--- START ---
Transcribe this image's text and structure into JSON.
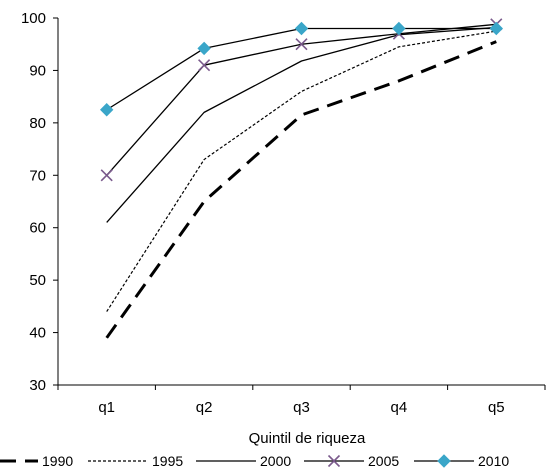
{
  "chart_data": {
    "type": "line",
    "title": "",
    "xlabel": "Quintil de riqueza",
    "ylabel": "",
    "categories": [
      "q1",
      "q2",
      "q3",
      "q4",
      "q5"
    ],
    "ylim": [
      30,
      100
    ],
    "yticks": [
      30,
      40,
      50,
      60,
      70,
      80,
      90,
      100
    ],
    "grid": false,
    "legend_position": "bottom",
    "series": [
      {
        "name": "1990",
        "values": [
          39.0,
          65.0,
          81.5,
          88.0,
          95.5
        ],
        "color": "#000000",
        "line_style": "long-dash-thick",
        "marker": "none"
      },
      {
        "name": "1995",
        "values": [
          44.0,
          73.0,
          86.0,
          94.5,
          97.5
        ],
        "color": "#000000",
        "line_style": "dotted-thin",
        "marker": "none"
      },
      {
        "name": "2000",
        "values": [
          61.0,
          82.0,
          91.8,
          96.8,
          98.2
        ],
        "color": "#000000",
        "line_style": "solid",
        "marker": "none"
      },
      {
        "name": "2005",
        "values": [
          70.0,
          91.0,
          95.0,
          97.0,
          98.8
        ],
        "color": "#000000",
        "line_style": "solid",
        "marker": "x",
        "marker_color": "#7a5a8c"
      },
      {
        "name": "2010",
        "values": [
          82.5,
          94.2,
          98.0,
          98.0,
          98.0
        ],
        "color": "#000000",
        "line_style": "solid",
        "marker": "diamond",
        "marker_color": "#3aa6c9"
      }
    ]
  }
}
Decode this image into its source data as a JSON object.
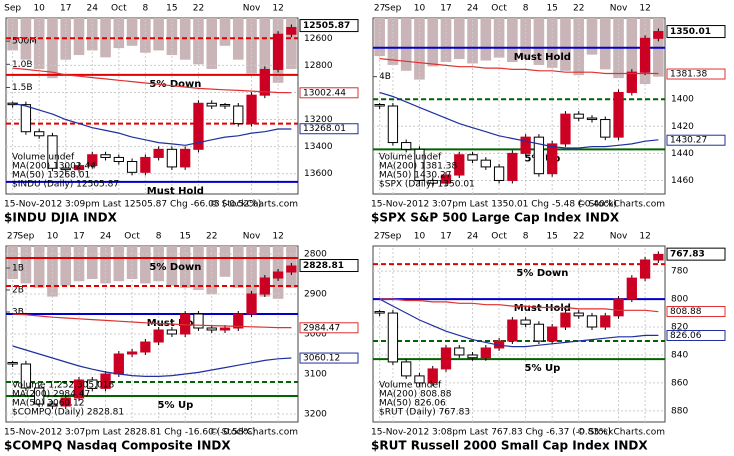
{
  "chart_data": [
    {
      "type": "stock",
      "title": "$INDU DJIA INDX",
      "info": "15-Nov-2012 3:09pm   Last 12505.87   Chg -66.08 (-0.52%)",
      "credit": "© StockCharts.com",
      "legend": [
        "$INDU (Daily) 12505.87",
        "MA(50) 13268.01",
        "MA(200) 13002.44",
        "Volume undef"
      ],
      "categories": [
        "Sep",
        null,
        "10",
        null,
        "17",
        null,
        "24",
        null,
        "Oct",
        null,
        "8",
        null,
        "15",
        null,
        "22",
        null,
        null,
        null,
        "Nov",
        null,
        "12",
        null
      ],
      "ylim": [
        12450,
        13750
      ],
      "yticks": [
        12600,
        12800,
        13000,
        13200,
        13400,
        13600
      ],
      "last_value": 12505.87,
      "y2lim": [
        0,
        3800000000
      ],
      "y2ticks": [
        {
          "value": 500000000,
          "label": "500M"
        },
        {
          "value": 1000000000,
          "label": "1.0B"
        },
        {
          "value": 1500000000,
          "label": "1.5B"
        }
      ],
      "series": [
        {
          "name": "price",
          "color": "#cc0022",
          "values": [
            13090,
            13290,
            13320,
            13560,
            13570,
            13540,
            13460,
            13480,
            13510,
            13590,
            13480,
            13420,
            13550,
            13420,
            13080,
            13100,
            13100,
            13230,
            13020,
            12830,
            12570,
            12520
          ]
        },
        {
          "name": "MA(50)",
          "color": "#1f2fa0",
          "end_value": 13268.01,
          "values": [
            13080,
            13100,
            13130,
            13160,
            13200,
            13230,
            13260,
            13280,
            13300,
            13330,
            13350,
            13370,
            13380,
            13390,
            13370,
            13350,
            13330,
            13320,
            13300,
            13290,
            13270,
            13270
          ]
        },
        {
          "name": "MA(200)",
          "color": "#e03030",
          "end_value": 13002.44,
          "values": [
            12820,
            12830,
            12840,
            12850,
            12870,
            12880,
            12890,
            12900,
            12910,
            12920,
            12930,
            12940,
            12950,
            12960,
            12970,
            12975,
            12980,
            12985,
            12990,
            12995,
            13000,
            13002
          ]
        },
        {
          "name": "Volume",
          "color": "#c9b4b8",
          "axis": "y2",
          "values": [
            700000000,
            900000000,
            1100000000,
            1300000000,
            900000000,
            800000000,
            700000000,
            850000000,
            650000000,
            600000000,
            750000000,
            700000000,
            800000000,
            900000000,
            1000000000,
            1100000000,
            600000000,
            900000000,
            1200000000,
            1300000000,
            1400000000,
            1100000000
          ]
        }
      ],
      "levels": [
        {
          "value": 12870,
          "color": "#e00000",
          "style": "solid",
          "label": "5% Down"
        },
        {
          "value": 12600,
          "color": "#e00000",
          "style": "dashed"
        },
        {
          "value": 13230,
          "color": "#e00000",
          "style": "dashed"
        },
        {
          "value": 13660,
          "color": "#0000cc",
          "style": "solid",
          "label": "Must Hold"
        }
      ]
    },
    {
      "type": "stock",
      "title": "$SPX S&P 500 Large Cap Index INDX",
      "info": "15-Nov-2012 3:07pm   Last 1350.01   Chg -5.48 (-0.40%)",
      "credit": "© StockCharts.com",
      "legend": [
        "$SPX (Daily) 1350.01",
        "MA(50) 1430.27",
        "MA(200) 1381.38",
        "Volume undef"
      ],
      "categories": [
        "27",
        "Sep",
        null,
        "10",
        null,
        "17",
        null,
        "24",
        null,
        "Oct",
        null,
        "8",
        null,
        "15",
        null,
        "22",
        null,
        null,
        "Nov",
        null,
        "12",
        null
      ],
      "ylim": [
        1340,
        1470
      ],
      "yticks": [
        1400,
        1420,
        1440,
        1460
      ],
      "last_value": 1350.01,
      "y2lim": [
        0,
        12000000000
      ],
      "y2ticks": [
        {
          "value": 4000000000,
          "label": "4B"
        }
      ],
      "series": [
        {
          "name": "price",
          "color": "#cc0022",
          "values": [
            1405,
            1432,
            1437,
            1460,
            1462,
            1456,
            1441,
            1445,
            1450,
            1460,
            1440,
            1428,
            1455,
            1433,
            1411,
            1414,
            1415,
            1428,
            1395,
            1380,
            1355,
            1350
          ]
        },
        {
          "name": "MA(50)",
          "color": "#1f2fa0",
          "end_value": 1430.27,
          "values": [
            1395,
            1398,
            1402,
            1406,
            1410,
            1414,
            1418,
            1421,
            1424,
            1427,
            1429,
            1431,
            1433,
            1435,
            1436,
            1436,
            1435,
            1435,
            1434,
            1433,
            1431,
            1430
          ]
        },
        {
          "name": "MA(200)",
          "color": "#e03030",
          "end_value": 1381.38,
          "values": [
            1370,
            1371,
            1372,
            1373,
            1374,
            1375,
            1376,
            1376,
            1377,
            1377,
            1378,
            1378,
            1379,
            1379,
            1380,
            1380,
            1380,
            1381,
            1381,
            1381,
            1381,
            1381
          ]
        },
        {
          "name": "Volume",
          "color": "#c9b4b8",
          "axis": "y2",
          "values": [
            2600000000,
            3200000000,
            3600000000,
            4200000000,
            3300000000,
            3000000000,
            2800000000,
            3100000000,
            2900000000,
            2700000000,
            3000000000,
            2800000000,
            3200000000,
            3400000000,
            3600000000,
            3900000000,
            2500000000,
            3500000000,
            4100000000,
            4300000000,
            4500000000,
            4000000000
          ]
        }
      ],
      "levels": [
        {
          "value": 1362,
          "color": "#0000cc",
          "style": "solid",
          "label": "Must Hold"
        },
        {
          "value": 1400,
          "color": "#006400",
          "style": "dashed"
        },
        {
          "value": 1437,
          "color": "#006400",
          "style": "solid",
          "label": "5% Up"
        }
      ]
    },
    {
      "type": "stock",
      "title": "$COMPQ Nasdaq Composite INDX",
      "info": "15-Nov-2012 3:07pm   Last 2828.81   Chg -16.60 (-0.58%)",
      "credit": "© StockCharts.com",
      "legend": [
        "$COMPQ (Daily) 2828.81",
        "MA(50) 3060.12",
        "MA(200) 2984.47",
        "Volume 1,252,305,018"
      ],
      "categories": [
        "27",
        "Sep",
        null,
        "10",
        null,
        "17",
        null,
        "24",
        null,
        "Oct",
        null,
        "8",
        null,
        "15",
        null,
        "22",
        null,
        null,
        "Nov",
        null,
        "12",
        null
      ],
      "ylim": [
        2780,
        3220
      ],
      "yticks": [
        2800,
        2900,
        3000,
        3100,
        3200
      ],
      "last_value": 2828.81,
      "y2lim": [
        0,
        8000000000
      ],
      "y2ticks": [
        {
          "value": 1000000000,
          "label": "1B"
        },
        {
          "value": 2000000000,
          "label": "2B"
        },
        {
          "value": 3000000000,
          "label": "3B"
        }
      ],
      "series": [
        {
          "name": "price",
          "color": "#cc0022",
          "values": [
            3075,
            3135,
            3175,
            3180,
            3160,
            3115,
            3136,
            3100,
            3050,
            3045,
            3020,
            2990,
            3000,
            2950,
            2985,
            2990,
            2985,
            2950,
            2900,
            2860,
            2845,
            2830
          ]
        },
        {
          "name": "MA(50)",
          "color": "#1f2fa0",
          "end_value": 3060.12,
          "values": [
            3030,
            3040,
            3050,
            3060,
            3070,
            3080,
            3088,
            3095,
            3100,
            3104,
            3106,
            3106,
            3104,
            3100,
            3096,
            3090,
            3084,
            3078,
            3072,
            3066,
            3062,
            3060
          ]
        },
        {
          "name": "MA(200)",
          "color": "#e03030",
          "end_value": 2984.47,
          "values": [
            2950,
            2952,
            2955,
            2958,
            2960,
            2962,
            2964,
            2966,
            2968,
            2970,
            2972,
            2974,
            2975,
            2977,
            2978,
            2979,
            2980,
            2981,
            2982,
            2983,
            2984,
            2984
          ]
        },
        {
          "name": "Volume",
          "color": "#c9b4b8",
          "axis": "y2",
          "values": [
            1500000000,
            1700000000,
            1900000000,
            2300000000,
            1800000000,
            1600000000,
            1500000000,
            1700000000,
            1600000000,
            1500000000,
            1700000000,
            1600000000,
            1800000000,
            1900000000,
            2000000000,
            2200000000,
            1400000000,
            1900000000,
            2200000000,
            2300000000,
            2400000000,
            1900000000
          ]
        }
      ],
      "levels": [
        {
          "value": 2810,
          "color": "#e00000",
          "style": "solid",
          "label": "5% Down"
        },
        {
          "value": 2880,
          "color": "#e00000",
          "style": "dashed"
        },
        {
          "value": 2950,
          "color": "#0000cc",
          "style": "solid",
          "label": "Must Hold"
        },
        {
          "value": 3120,
          "color": "#006400",
          "style": "dashed"
        },
        {
          "value": 3155,
          "color": "#006400",
          "style": "solid",
          "label": "5% Up"
        }
      ]
    },
    {
      "type": "stock",
      "title": "$RUT Russell 2000 Small Cap Index INDX",
      "info": "15-Nov-2012 3:08pm   Last 767.83   Chg -6.37 (-0.83%)",
      "credit": "© StockCharts.com",
      "legend": [
        "$RUT (Daily) 767.83",
        "MA(50) 826.06",
        "MA(200) 808.88",
        "Volume undef"
      ],
      "categories": [
        "27",
        "Sep",
        null,
        "10",
        null,
        "17",
        null,
        "24",
        null,
        "Oct",
        null,
        "8",
        null,
        "15",
        null,
        "22",
        null,
        null,
        "Nov",
        null,
        "12",
        null
      ],
      "ylim": [
        762,
        888
      ],
      "yticks": [
        780,
        800,
        820,
        840,
        860,
        880
      ],
      "last_value": 767.83,
      "series": [
        {
          "name": "price",
          "color": "#cc0022",
          "values": [
            810,
            845,
            855,
            860,
            850,
            835,
            840,
            842,
            835,
            830,
            815,
            818,
            830,
            820,
            810,
            812,
            820,
            812,
            800,
            785,
            772,
            768
          ]
        },
        {
          "name": "MA(50)",
          "color": "#1f2fa0",
          "end_value": 826.06,
          "values": [
            800,
            805,
            810,
            815,
            819,
            823,
            826,
            829,
            831,
            833,
            834,
            834,
            833,
            832,
            831,
            830,
            829,
            828,
            827,
            827,
            826,
            826
          ]
        },
        {
          "name": "MA(200)",
          "color": "#e03030",
          "end_value": 808.88,
          "values": [
            800,
            800,
            801,
            801,
            802,
            802,
            803,
            803,
            804,
            804,
            805,
            805,
            806,
            806,
            806,
            807,
            807,
            807,
            808,
            808,
            808,
            809
          ]
        }
      ],
      "levels": [
        {
          "value": 775,
          "color": "#e00000",
          "style": "dashed",
          "label": "5% Down"
        },
        {
          "value": 800,
          "color": "#0000cc",
          "style": "solid",
          "label": "Must Hold"
        },
        {
          "value": 830,
          "color": "#006400",
          "style": "dashed"
        },
        {
          "value": 843,
          "color": "#006400",
          "style": "solid",
          "label": "5% Up"
        }
      ]
    }
  ]
}
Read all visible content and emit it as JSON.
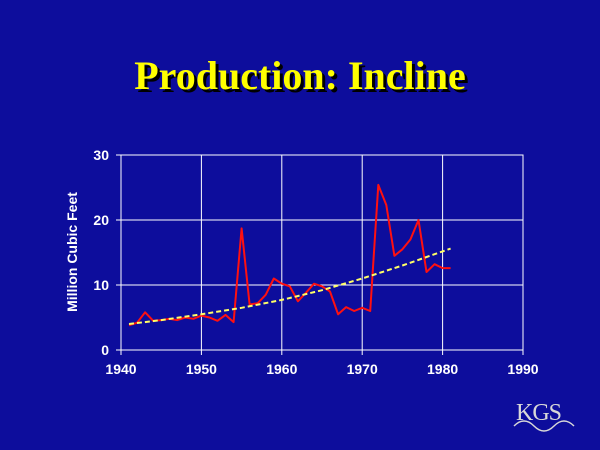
{
  "slide": {
    "title": "Production: Incline",
    "logo_text": "KGS"
  },
  "colors": {
    "background": "#0d0d9c",
    "title": "#ffff00",
    "data_line": "#ff1010",
    "trend_line": "#ffff66",
    "grid": "#ffffff"
  },
  "chart_data": {
    "type": "line",
    "title": "",
    "xlabel": "",
    "ylabel": "Million Cubic Feet",
    "xlim": [
      1940,
      1990
    ],
    "ylim": [
      0,
      30
    ],
    "xticks": [
      1940,
      1950,
      1960,
      1970,
      1980,
      1990
    ],
    "yticks": [
      0,
      10,
      20,
      30
    ],
    "grid": true,
    "series": [
      {
        "style": "solid",
        "color": "#ff1010",
        "x": [
          1941,
          1942,
          1943,
          1944,
          1945,
          1946,
          1947,
          1948,
          1949,
          1950,
          1951,
          1952,
          1953,
          1954,
          1955,
          1956,
          1957,
          1958,
          1959,
          1960,
          1961,
          1962,
          1963,
          1964,
          1965,
          1966,
          1967,
          1968,
          1969,
          1970,
          1971,
          1972,
          1973,
          1974,
          1975,
          1976,
          1977,
          1978,
          1979,
          1980,
          1981
        ],
        "y": [
          3.8,
          4.2,
          5.8,
          4.5,
          4.6,
          4.8,
          4.6,
          5.0,
          4.8,
          5.3,
          5.0,
          4.5,
          5.4,
          4.3,
          18.7,
          7.0,
          7.2,
          8.5,
          11.0,
          10.2,
          9.8,
          7.5,
          8.8,
          10.2,
          9.8,
          9.0,
          5.5,
          6.6,
          6.0,
          6.5,
          6.0,
          25.4,
          22.3,
          14.5,
          15.5,
          17.0,
          20.0,
          12.0,
          13.2,
          12.6,
          12.6
        ]
      },
      {
        "style": "dashed",
        "color": "#ffff66",
        "x": [
          1941,
          1945,
          1950,
          1955,
          1960,
          1965,
          1970,
          1975,
          1981
        ],
        "y": [
          4.0,
          4.6,
          5.5,
          6.5,
          7.7,
          9.2,
          11.0,
          13.0,
          15.6
        ]
      }
    ]
  }
}
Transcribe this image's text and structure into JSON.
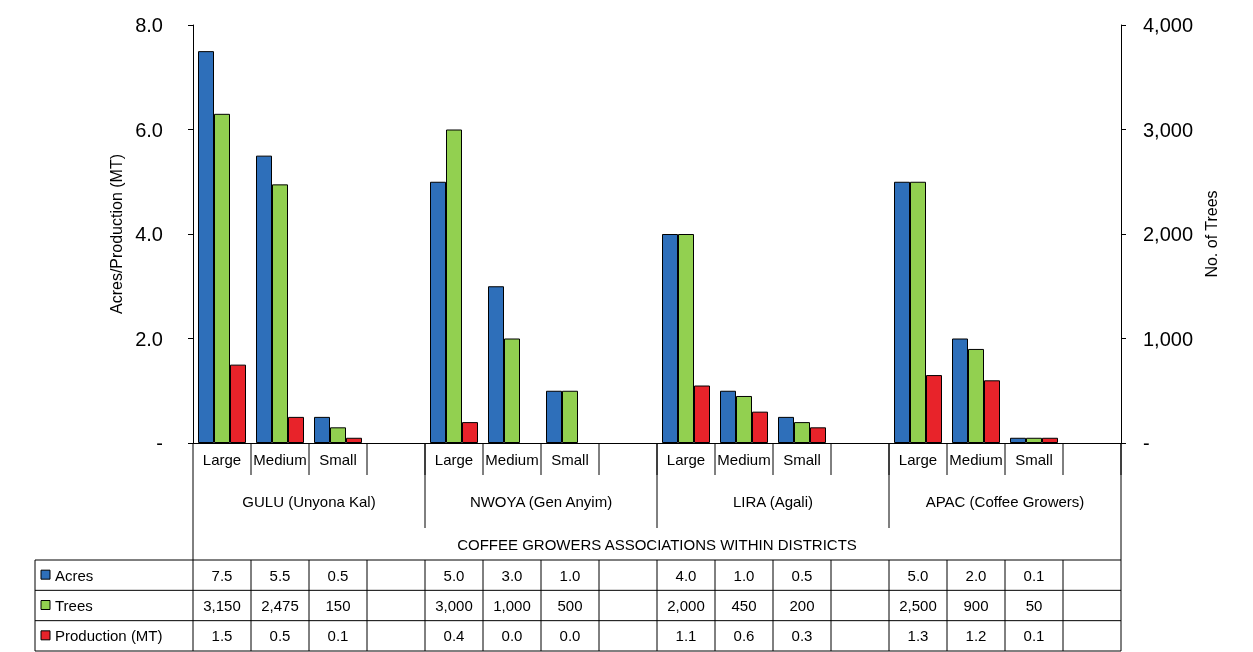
{
  "chart_data": {
    "type": "bar",
    "xlabel": "COFFEE GROWERS ASSOCIATIONS WITHIN DISTRICTS",
    "ylabel": "Acres/Production (MT)",
    "y2label": "No. of Trees",
    "categories": [
      "Large",
      "Medium",
      "Small",
      null,
      "Large",
      "Medium",
      "Small",
      null,
      "Large",
      "Medium",
      "Small",
      null,
      "Large",
      "Medium",
      "Small",
      null
    ],
    "annotations": [
      "GULU (Unyona Kal)",
      "NWOYA (Gen Anyim)",
      "LIRA (Agali)",
      "APAC (Coffee Growers)"
    ],
    "series": [
      {
        "name": "Acres",
        "color": "#2e6fba",
        "values": [
          7.5,
          5.5,
          0.5,
          null,
          5.0,
          3.0,
          1.0,
          null,
          4.0,
          1.0,
          0.5,
          null,
          5.0,
          2.0,
          0.1,
          null
        ],
        "value_labels": [
          "7.5",
          "5.5",
          "0.5",
          null,
          "5.0",
          "3.0",
          "1.0",
          null,
          "4.0",
          "1.0",
          "0.5",
          null,
          "5.0",
          "2.0",
          "0.1",
          null
        ]
      },
      {
        "name": "Trees",
        "color": "#92d050",
        "axis": "y2",
        "values": [
          3150,
          2475,
          150,
          null,
          3000,
          1000,
          500,
          null,
          2000,
          450,
          200,
          null,
          2500,
          900,
          50,
          null
        ],
        "value_labels": [
          "3,150",
          "2,475",
          "150",
          null,
          "3,000",
          "1,000",
          "500",
          null,
          "2,000",
          "450",
          "200",
          null,
          "2,500",
          "900",
          "50",
          null
        ]
      },
      {
        "name": "Production (MT)",
        "color": "#e8232a",
        "values": [
          1.5,
          0.5,
          0.1,
          null,
          0.4,
          0.0,
          0.0,
          null,
          1.1,
          0.6,
          0.3,
          null,
          1.3,
          1.2,
          0.1,
          null
        ],
        "value_labels": [
          "1.5",
          "0.5",
          "0.1",
          null,
          "0.4",
          "0.0",
          "0.0",
          null,
          "1.1",
          "0.6",
          "0.3",
          null,
          "1.3",
          "1.2",
          "0.1",
          null
        ]
      }
    ],
    "ylim": [
      0,
      8
    ],
    "yticks": [
      {
        "value": 0,
        "label": "-"
      },
      {
        "value": 2,
        "label": "2.0"
      },
      {
        "value": 4,
        "label": "4.0"
      },
      {
        "value": 6,
        "label": "6.0"
      },
      {
        "value": 8,
        "label": "8.0"
      }
    ],
    "y2lim": [
      0,
      4000
    ],
    "y2ticks": [
      {
        "value": 0,
        "label": "-"
      },
      {
        "value": 1000,
        "label": "1,000"
      },
      {
        "value": 2000,
        "label": "2,000"
      },
      {
        "value": 3000,
        "label": "3,000"
      },
      {
        "value": 4000,
        "label": "4,000"
      }
    ],
    "grid": false,
    "legend": "bottom"
  }
}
--- END ---
Exercise goal:
Copy every line from the entries that contains the word "grid".

Solution for this task:
    "grid": false,
    "grid": "#ffffff"
    "grid": true,
    "grid": false,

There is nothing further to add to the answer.